Count every line in the data below where "JSON" occurs, then state that number and nothing more.
-------- INFORMATION SUPPLIED --------
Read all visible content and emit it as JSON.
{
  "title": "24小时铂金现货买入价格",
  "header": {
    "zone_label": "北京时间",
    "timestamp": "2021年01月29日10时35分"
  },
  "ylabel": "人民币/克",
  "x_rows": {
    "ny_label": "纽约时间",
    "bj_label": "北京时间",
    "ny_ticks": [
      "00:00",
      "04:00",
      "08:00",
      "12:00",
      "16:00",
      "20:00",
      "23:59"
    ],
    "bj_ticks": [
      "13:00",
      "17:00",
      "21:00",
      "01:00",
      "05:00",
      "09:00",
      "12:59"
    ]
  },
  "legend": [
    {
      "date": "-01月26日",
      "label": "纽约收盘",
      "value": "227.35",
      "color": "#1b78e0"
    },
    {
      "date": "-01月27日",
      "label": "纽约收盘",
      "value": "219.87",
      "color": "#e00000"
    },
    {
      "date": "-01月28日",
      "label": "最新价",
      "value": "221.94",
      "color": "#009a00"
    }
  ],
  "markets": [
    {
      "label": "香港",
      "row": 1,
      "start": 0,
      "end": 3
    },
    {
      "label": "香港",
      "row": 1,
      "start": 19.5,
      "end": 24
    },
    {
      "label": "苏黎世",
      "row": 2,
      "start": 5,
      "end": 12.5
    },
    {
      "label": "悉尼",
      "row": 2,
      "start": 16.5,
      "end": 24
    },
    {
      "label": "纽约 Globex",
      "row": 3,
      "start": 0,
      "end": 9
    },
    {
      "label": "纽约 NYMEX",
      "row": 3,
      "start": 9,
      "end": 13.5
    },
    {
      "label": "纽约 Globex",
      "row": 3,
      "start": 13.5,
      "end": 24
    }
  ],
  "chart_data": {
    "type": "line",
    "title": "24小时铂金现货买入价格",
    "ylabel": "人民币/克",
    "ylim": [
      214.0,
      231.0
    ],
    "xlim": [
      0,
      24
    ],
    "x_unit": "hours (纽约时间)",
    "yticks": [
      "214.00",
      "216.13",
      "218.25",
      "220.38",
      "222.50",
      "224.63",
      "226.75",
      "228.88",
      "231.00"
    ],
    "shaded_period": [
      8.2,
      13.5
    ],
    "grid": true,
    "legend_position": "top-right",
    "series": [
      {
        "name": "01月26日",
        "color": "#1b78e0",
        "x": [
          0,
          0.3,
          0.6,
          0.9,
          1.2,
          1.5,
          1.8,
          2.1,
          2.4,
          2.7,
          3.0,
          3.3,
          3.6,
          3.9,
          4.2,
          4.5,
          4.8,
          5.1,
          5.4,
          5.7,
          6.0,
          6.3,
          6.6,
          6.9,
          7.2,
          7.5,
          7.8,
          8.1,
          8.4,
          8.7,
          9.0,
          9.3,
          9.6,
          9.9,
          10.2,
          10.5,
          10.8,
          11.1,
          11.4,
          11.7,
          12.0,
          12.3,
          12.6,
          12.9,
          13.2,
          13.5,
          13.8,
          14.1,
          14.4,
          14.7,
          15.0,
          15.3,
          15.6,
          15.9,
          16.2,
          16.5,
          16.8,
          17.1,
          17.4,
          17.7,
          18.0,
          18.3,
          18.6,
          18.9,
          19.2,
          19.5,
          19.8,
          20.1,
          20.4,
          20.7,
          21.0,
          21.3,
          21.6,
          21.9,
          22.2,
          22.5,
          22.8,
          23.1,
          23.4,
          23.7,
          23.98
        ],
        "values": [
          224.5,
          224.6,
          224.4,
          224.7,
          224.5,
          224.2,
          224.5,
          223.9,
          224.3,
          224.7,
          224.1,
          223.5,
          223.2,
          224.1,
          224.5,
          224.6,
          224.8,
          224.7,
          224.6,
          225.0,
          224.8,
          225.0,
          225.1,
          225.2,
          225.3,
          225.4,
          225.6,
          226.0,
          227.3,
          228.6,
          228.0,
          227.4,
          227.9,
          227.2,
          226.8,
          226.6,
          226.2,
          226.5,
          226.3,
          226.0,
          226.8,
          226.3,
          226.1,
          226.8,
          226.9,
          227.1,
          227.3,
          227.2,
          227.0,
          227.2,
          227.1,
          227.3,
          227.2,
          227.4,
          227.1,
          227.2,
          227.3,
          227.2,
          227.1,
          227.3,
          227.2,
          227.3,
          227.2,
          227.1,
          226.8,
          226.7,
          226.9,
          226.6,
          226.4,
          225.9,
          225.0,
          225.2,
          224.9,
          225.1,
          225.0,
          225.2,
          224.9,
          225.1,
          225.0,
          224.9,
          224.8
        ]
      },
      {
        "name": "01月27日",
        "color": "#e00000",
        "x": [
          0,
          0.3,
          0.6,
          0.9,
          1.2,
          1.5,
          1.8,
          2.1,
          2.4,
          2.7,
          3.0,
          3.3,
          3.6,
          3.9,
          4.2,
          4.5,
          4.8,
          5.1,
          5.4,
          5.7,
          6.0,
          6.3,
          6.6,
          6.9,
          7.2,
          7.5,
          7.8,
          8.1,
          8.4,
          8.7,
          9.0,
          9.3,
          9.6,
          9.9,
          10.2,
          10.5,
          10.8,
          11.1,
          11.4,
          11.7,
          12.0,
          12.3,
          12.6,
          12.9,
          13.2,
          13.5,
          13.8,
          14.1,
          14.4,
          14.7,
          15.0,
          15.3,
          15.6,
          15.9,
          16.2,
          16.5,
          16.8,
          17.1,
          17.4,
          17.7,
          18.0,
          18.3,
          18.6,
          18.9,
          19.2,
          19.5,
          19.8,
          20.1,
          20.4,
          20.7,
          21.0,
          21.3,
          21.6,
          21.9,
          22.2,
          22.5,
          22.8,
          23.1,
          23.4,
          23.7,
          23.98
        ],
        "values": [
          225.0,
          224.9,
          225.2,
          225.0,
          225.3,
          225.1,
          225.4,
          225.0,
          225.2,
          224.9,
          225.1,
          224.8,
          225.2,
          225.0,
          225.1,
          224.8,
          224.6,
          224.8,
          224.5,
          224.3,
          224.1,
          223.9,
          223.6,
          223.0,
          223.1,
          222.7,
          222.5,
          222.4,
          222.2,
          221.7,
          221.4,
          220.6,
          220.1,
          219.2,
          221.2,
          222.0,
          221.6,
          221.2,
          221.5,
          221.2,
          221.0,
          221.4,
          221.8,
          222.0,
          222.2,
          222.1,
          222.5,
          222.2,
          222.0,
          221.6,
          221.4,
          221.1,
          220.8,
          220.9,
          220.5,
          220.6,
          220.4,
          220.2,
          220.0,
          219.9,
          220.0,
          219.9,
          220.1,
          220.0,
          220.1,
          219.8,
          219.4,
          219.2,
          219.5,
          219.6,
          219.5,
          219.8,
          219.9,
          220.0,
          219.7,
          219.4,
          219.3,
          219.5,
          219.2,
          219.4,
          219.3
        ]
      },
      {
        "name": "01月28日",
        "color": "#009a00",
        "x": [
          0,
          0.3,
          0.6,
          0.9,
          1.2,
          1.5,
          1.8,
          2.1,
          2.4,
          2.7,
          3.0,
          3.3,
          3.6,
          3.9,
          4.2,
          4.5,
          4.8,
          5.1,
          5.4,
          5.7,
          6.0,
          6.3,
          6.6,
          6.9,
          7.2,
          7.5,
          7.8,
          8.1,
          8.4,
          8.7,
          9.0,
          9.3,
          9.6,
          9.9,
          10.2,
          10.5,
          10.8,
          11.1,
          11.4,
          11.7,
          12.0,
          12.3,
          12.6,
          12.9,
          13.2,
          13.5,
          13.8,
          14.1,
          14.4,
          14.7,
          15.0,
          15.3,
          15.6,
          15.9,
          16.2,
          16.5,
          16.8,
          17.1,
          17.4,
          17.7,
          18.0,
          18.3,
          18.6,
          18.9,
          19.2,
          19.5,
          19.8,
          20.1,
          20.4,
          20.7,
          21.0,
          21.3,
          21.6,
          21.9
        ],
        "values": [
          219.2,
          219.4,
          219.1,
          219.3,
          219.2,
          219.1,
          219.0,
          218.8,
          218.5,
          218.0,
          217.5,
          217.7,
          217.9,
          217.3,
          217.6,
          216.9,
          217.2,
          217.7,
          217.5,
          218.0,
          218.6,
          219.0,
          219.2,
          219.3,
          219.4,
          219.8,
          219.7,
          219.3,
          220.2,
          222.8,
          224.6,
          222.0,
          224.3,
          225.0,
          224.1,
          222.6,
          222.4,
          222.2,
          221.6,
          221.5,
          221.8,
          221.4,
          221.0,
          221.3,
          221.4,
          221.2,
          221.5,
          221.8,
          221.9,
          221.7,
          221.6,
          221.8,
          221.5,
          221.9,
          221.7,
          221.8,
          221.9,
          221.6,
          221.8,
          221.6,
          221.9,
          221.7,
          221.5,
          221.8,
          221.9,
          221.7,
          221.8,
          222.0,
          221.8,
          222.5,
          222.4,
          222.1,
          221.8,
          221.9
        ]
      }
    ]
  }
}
--------
-------- INFORMATION SUPPLIED --------
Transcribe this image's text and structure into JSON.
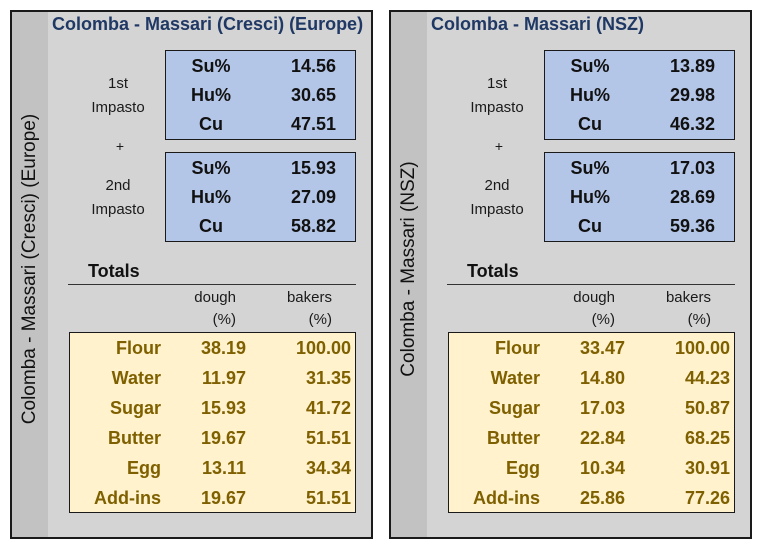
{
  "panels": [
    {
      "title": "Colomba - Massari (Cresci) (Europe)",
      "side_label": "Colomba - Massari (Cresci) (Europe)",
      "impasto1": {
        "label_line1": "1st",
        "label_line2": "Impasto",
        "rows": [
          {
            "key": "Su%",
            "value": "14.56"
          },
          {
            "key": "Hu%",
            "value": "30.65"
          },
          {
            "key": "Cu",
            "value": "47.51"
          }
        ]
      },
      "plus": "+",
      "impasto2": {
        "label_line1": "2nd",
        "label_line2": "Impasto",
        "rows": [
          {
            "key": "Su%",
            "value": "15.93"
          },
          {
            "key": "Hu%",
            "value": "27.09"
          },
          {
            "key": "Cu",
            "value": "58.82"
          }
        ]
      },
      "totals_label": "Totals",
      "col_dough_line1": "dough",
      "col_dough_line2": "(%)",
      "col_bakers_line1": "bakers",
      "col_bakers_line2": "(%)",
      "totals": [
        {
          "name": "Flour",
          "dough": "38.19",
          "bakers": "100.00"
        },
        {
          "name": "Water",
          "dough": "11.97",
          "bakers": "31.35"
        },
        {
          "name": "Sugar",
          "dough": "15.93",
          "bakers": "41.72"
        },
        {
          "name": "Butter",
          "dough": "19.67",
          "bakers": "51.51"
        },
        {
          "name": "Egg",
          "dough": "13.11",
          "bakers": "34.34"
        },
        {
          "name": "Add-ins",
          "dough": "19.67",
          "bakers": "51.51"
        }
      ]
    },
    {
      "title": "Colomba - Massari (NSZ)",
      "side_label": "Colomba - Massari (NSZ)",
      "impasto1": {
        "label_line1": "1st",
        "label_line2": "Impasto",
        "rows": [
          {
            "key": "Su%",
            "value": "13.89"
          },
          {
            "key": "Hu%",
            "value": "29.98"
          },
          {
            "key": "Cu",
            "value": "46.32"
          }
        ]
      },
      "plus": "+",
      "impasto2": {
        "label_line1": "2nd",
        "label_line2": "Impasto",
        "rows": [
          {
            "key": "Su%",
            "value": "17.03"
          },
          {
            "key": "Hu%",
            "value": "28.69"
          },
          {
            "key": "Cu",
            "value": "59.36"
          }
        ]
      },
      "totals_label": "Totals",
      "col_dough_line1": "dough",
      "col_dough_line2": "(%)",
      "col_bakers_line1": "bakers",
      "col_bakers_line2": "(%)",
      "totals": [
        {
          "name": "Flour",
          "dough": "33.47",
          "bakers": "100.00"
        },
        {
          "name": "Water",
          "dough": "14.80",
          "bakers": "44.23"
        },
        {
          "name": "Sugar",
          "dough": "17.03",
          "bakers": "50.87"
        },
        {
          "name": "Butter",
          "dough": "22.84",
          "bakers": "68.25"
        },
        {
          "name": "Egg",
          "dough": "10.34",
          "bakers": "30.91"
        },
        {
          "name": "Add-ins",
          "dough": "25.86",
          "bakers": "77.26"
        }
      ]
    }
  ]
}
--------
-------- INFORMATION SUPPLIED --------
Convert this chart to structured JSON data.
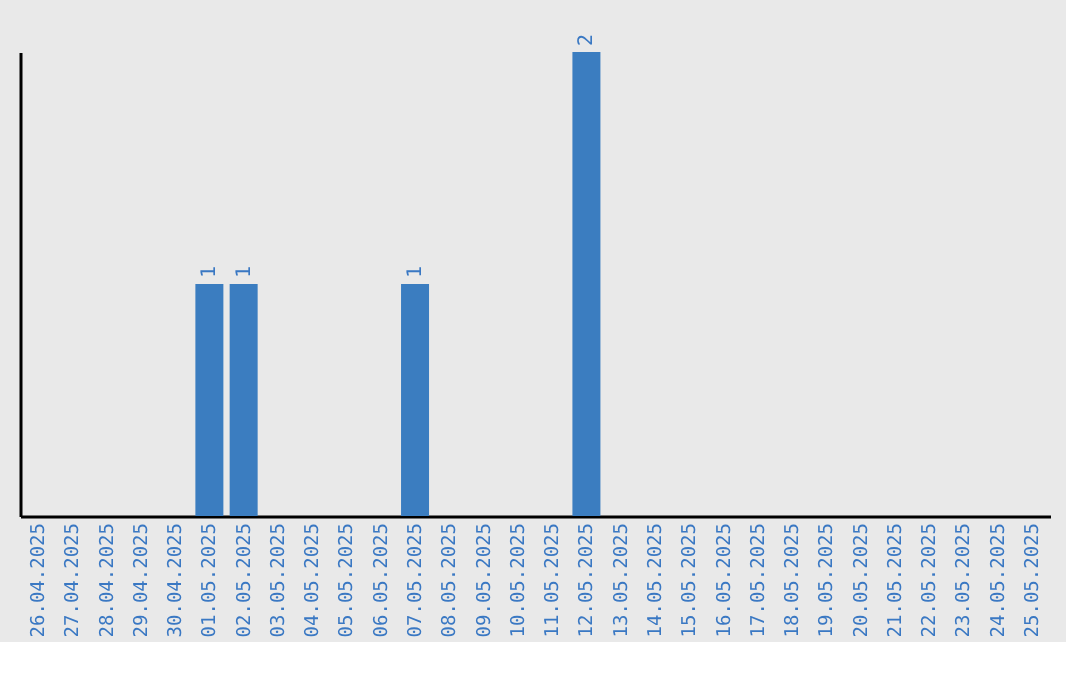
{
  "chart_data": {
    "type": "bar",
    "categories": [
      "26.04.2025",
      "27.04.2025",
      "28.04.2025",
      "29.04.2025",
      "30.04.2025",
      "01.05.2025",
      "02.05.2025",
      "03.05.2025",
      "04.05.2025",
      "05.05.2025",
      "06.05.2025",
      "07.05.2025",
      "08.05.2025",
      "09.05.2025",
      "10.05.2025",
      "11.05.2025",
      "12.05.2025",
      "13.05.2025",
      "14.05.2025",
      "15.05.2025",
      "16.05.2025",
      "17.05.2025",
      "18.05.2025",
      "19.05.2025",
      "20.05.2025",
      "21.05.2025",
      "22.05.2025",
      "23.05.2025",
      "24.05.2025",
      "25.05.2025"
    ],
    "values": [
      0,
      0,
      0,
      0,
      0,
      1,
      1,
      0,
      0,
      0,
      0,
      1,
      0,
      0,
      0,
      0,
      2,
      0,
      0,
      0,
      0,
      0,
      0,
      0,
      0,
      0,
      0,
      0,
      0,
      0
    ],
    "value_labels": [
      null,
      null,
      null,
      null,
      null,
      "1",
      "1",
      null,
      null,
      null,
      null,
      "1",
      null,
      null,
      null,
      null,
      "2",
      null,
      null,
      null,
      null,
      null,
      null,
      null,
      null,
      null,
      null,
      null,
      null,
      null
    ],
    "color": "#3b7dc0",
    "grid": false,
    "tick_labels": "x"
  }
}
--------
» TASK ANSWER
3